• [Given exercise] Would you copy out the whole listing exactly as given?

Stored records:
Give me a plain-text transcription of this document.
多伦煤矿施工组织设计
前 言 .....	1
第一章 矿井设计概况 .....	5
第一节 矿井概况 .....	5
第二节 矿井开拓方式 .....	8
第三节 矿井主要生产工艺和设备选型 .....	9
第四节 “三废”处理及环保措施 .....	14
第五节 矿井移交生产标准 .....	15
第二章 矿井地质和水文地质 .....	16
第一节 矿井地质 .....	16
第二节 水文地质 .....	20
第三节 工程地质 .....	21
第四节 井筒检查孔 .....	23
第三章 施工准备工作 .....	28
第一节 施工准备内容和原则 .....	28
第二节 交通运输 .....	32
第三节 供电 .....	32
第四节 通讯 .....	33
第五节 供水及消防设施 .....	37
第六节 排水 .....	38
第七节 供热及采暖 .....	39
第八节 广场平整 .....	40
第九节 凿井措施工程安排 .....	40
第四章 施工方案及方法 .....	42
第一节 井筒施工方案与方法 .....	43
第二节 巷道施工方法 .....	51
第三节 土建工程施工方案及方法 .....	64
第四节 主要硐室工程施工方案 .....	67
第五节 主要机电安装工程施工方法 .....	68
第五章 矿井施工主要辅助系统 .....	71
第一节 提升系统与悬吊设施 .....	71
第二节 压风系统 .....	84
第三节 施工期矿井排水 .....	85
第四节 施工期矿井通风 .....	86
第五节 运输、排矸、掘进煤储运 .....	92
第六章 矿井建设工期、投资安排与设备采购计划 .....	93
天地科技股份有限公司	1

• [Task response]
Give me a plain-text transcription of this document.
多伦煤矿施工组织设计
前 言 .....	1
第一章 矿井设计概况 .....	5
第一节 矿井概况 .....	5
第二节 矿井开拓方式 .....	8
第三节 矿井主要生产工艺和设备选型 .....	9
第四节 “三废”处理及环保措施 .....	14
第五节 矿井移交生产标准 .....	15
第二章 矿井地质和水文地质 .....	16
第一节 矿井地质 .....	16
第二节 水文地质 .....	20
第三节 工程地质 .....	21
第四节 井筒检查孔 .....	23
第三章 施工准备工作 .....	28
第一节 施工准备内容和原则 .....	28
第二节 交通运输 .....	32
第三节 供电 .....	32
第四节 通讯 .....	33
第五节 供水及消防设施 .....	37
第六节 排水 .....	38
第七节 供热及采暖 .....	39
第八节 广场平整 .....	40
第九节 凿井措施工程安排 .....	40
第四章 施工方案及方法 .....	42
第一节 井筒施工方案与方法 .....	43
第二节 巷道施工方法 .....	51
第三节 土建工程施工方案及方法 .....	64
第四节 主要硐室工程施工方案 .....	67
第五节 主要机电安装工程施工方法 .....	68
第五章 矿井施工主要辅助系统 .....	71
第一节 提升系统与悬吊设施 .....	71
第二节 压风系统 .....	84
第三节 施工期矿井排水 .....	85
第四节 施工期矿井通风 .....	86
第五节 运输、排矸、掘进煤储运 .....	92
第六章 矿井建设工期、投资安排与设备采购计划 .....	93
天地科技股份有限公司	1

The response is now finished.